PROBLEM REQUIREMENTS> Write the data out again exactly, with no pictures.

RECORDS FOR THE EXERCISE>
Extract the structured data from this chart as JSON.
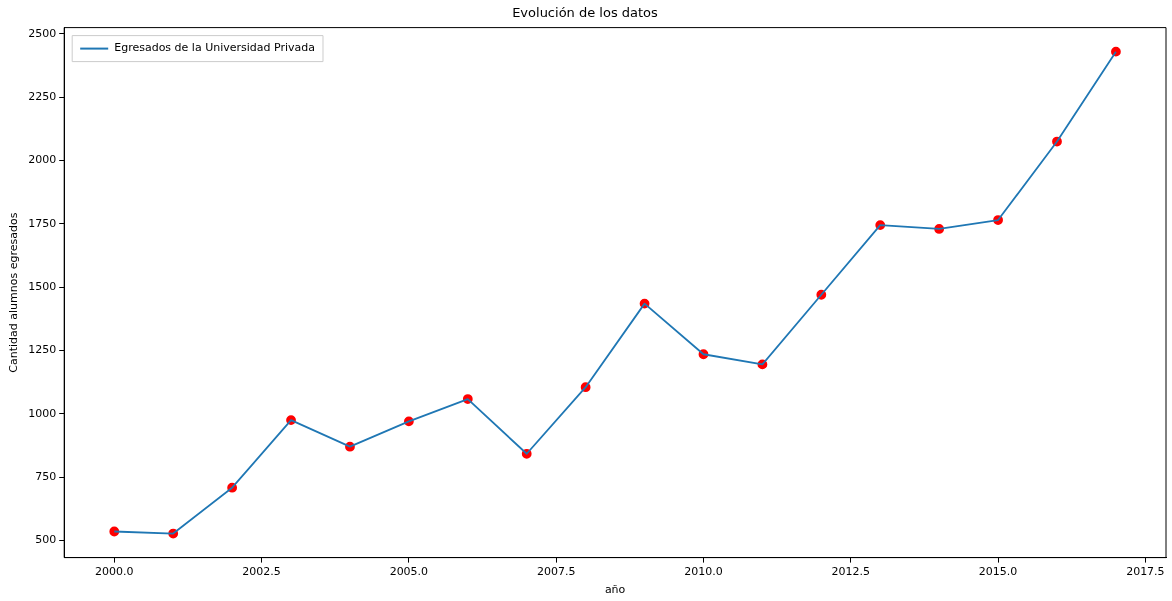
{
  "chart_data": {
    "type": "line",
    "title": "Evolución de los datos",
    "xlabel": "año",
    "ylabel": "Cantidad alumnos egresados",
    "x": [
      2000,
      2001,
      2002,
      2003,
      2004,
      2005,
      2006,
      2007,
      2008,
      2009,
      2010,
      2011,
      2012,
      2013,
      2014,
      2015,
      2016,
      2017
    ],
    "series": [
      {
        "name": "Egresados de la Universidad Privada",
        "color": "#1f77b4",
        "marker": "none",
        "values": [
          535,
          527,
          708,
          975,
          870,
          970,
          1058,
          842,
          1105,
          1435,
          1235,
          1195,
          1470,
          1745,
          1730,
          1765,
          2075,
          2430
        ]
      },
      {
        "color": "#ff0000",
        "type": "scatter",
        "marker": "circle",
        "values": [
          535,
          527,
          708,
          975,
          870,
          970,
          1058,
          842,
          1105,
          1435,
          1235,
          1195,
          1470,
          1745,
          1730,
          1765,
          2075,
          2430
        ]
      }
    ],
    "xlim": [
      1999.15,
      2017.85
    ],
    "xticks": [
      {
        "value": 2000,
        "label": "2000.0"
      },
      {
        "value": 2002.5,
        "label": "2002.5"
      },
      {
        "value": 2005,
        "label": "2005.0"
      },
      {
        "value": 2007.5,
        "label": "2007.5"
      },
      {
        "value": 2010,
        "label": "2010.0"
      },
      {
        "value": 2012.5,
        "label": "2012.5"
      },
      {
        "value": 2015,
        "label": "2015.0"
      },
      {
        "value": 2017.5,
        "label": "2017.5"
      }
    ],
    "ylim": [
      432,
      2525
    ],
    "yticks": [
      500,
      750,
      1000,
      1250,
      1500,
      1750,
      2000,
      2250,
      2500
    ],
    "grid": false,
    "legend": "top left"
  }
}
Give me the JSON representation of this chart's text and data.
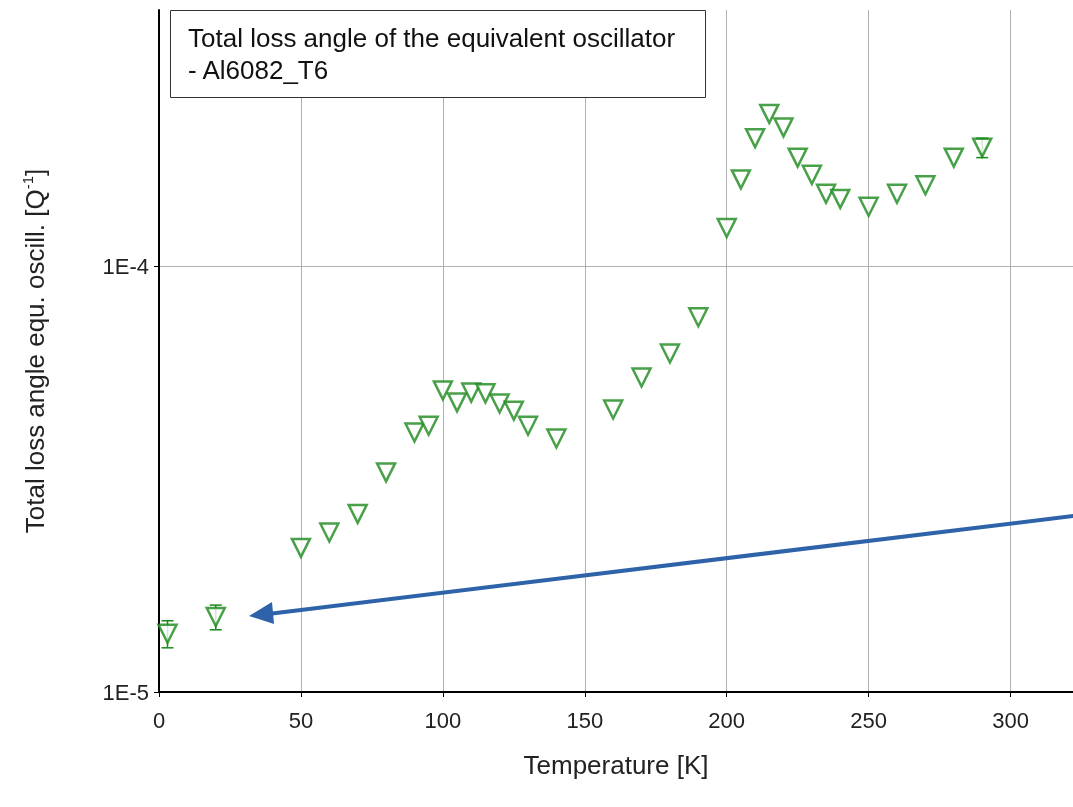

SOLUTION TO THIS EXERCISE>
Extract the structured data from this chart as JSON.
{
  "chart_data": {
    "type": "line",
    "title": "Evolución de los datos",
    "xlabel": "año",
    "ylabel": "Cantidad alumnos egresados",
    "x": [
      2000,
      2001,
      2002,
      2003,
      2004,
      2005,
      2006,
      2007,
      2008,
      2009,
      2010,
      2011,
      2012,
      2013,
      2014,
      2015,
      2016,
      2017
    ],
    "series": [
      {
        "name": "Egresados de la Universidad Privada",
        "color": "#1f77b4",
        "marker": "none",
        "values": [
          535,
          527,
          708,
          975,
          870,
          970,
          1058,
          842,
          1105,
          1435,
          1235,
          1195,
          1470,
          1745,
          1730,
          1765,
          2075,
          2430
        ]
      },
      {
        "color": "#ff0000",
        "type": "scatter",
        "marker": "circle",
        "values": [
          535,
          527,
          708,
          975,
          870,
          970,
          1058,
          842,
          1105,
          1435,
          1235,
          1195,
          1470,
          1745,
          1730,
          1765,
          2075,
          2430
        ]
      }
    ],
    "xlim": [
      1999.15,
      2017.85
    ],
    "xticks": [
      {
        "value": 2000,
        "label": "2000.0"
      },
      {
        "value": 2002.5,
        "label": "2002.5"
      },
      {
        "value": 2005,
        "label": "2005.0"
      },
      {
        "value": 2007.5,
        "label": "2007.5"
      },
      {
        "value": 2010,
        "label": "2010.0"
      },
      {
        "value": 2012.5,
        "label": "2012.5"
      },
      {
        "value": 2015,
        "label": "2015.0"
      },
      {
        "value": 2017.5,
        "label": "2017.5"
      }
    ],
    "ylim": [
      432,
      2525
    ],
    "yticks": [
      500,
      750,
      1000,
      1250,
      1500,
      1750,
      2000,
      2250,
      2500
    ],
    "grid": false,
    "legend": "top left"
  }
}
Give me the JSON representation of this chart's text and data.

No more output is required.